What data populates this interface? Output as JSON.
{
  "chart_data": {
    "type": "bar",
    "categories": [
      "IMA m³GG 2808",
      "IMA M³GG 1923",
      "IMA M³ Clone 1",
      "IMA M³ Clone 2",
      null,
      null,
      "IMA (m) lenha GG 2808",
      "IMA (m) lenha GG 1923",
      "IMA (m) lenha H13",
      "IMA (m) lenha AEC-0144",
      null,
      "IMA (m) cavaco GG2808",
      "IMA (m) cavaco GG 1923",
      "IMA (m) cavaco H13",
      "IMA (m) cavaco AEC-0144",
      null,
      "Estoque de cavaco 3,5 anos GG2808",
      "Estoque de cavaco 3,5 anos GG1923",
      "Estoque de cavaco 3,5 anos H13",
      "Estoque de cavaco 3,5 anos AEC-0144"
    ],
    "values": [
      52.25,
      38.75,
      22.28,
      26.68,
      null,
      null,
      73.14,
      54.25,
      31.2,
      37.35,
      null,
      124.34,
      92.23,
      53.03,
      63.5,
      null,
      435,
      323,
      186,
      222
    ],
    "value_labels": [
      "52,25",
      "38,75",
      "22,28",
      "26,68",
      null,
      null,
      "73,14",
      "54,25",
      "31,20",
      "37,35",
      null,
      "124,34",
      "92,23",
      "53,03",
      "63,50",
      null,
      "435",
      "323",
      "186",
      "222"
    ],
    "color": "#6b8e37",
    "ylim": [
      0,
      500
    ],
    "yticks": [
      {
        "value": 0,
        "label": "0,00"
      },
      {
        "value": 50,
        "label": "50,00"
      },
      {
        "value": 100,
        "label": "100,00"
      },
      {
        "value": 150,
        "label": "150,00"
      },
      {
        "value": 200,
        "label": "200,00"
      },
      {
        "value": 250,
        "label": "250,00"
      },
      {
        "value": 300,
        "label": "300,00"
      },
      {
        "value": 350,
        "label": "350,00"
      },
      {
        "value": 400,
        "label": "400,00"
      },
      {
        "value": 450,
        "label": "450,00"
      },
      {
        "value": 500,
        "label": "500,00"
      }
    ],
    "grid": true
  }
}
◇ ◇ ◇ ◇ ◇ ◇ ◇
What you should do:
Every record shown above must be echoed exactly.

Reply to the task:
What data populates this interface? Output as JSON.
{
  "chart_data": {
    "type": "bar",
    "categories": [
      "IMA m³GG 2808",
      "IMA M³GG 1923",
      "IMA M³ Clone 1",
      "IMA M³ Clone 2",
      null,
      null,
      "IMA (m) lenha GG 2808",
      "IMA (m) lenha GG 1923",
      "IMA (m) lenha H13",
      "IMA (m) lenha AEC-0144",
      null,
      "IMA (m) cavaco GG2808",
      "IMA (m) cavaco GG 1923",
      "IMA (m) cavaco H13",
      "IMA (m) cavaco AEC-0144",
      null,
      "Estoque de cavaco 3,5 anos GG2808",
      "Estoque de cavaco 3,5 anos GG1923",
      "Estoque de cavaco 3,5 anos H13",
      "Estoque de cavaco 3,5 anos AEC-0144"
    ],
    "values": [
      52.25,
      38.75,
      22.28,
      26.68,
      null,
      null,
      73.14,
      54.25,
      31.2,
      37.35,
      null,
      124.34,
      92.23,
      53.03,
      63.5,
      null,
      435,
      323,
      186,
      222
    ],
    "value_labels": [
      "52,25",
      "38,75",
      "22,28",
      "26,68",
      null,
      null,
      "73,14",
      "54,25",
      "31,20",
      "37,35",
      null,
      "124,34",
      "92,23",
      "53,03",
      "63,50",
      null,
      "435",
      "323",
      "186",
      "222"
    ],
    "color": "#6b8e37",
    "ylim": [
      0,
      500
    ],
    "yticks": [
      {
        "value": 0,
        "label": "0,00"
      },
      {
        "value": 50,
        "label": "50,00"
      },
      {
        "value": 100,
        "label": "100,00"
      },
      {
        "value": 150,
        "label": "150,00"
      },
      {
        "value": 200,
        "label": "200,00"
      },
      {
        "value": 250,
        "label": "250,00"
      },
      {
        "value": 300,
        "label": "300,00"
      },
      {
        "value": 350,
        "label": "350,00"
      },
      {
        "value": 400,
        "label": "400,00"
      },
      {
        "value": 450,
        "label": "450,00"
      },
      {
        "value": 500,
        "label": "500,00"
      }
    ],
    "grid": true
  }
}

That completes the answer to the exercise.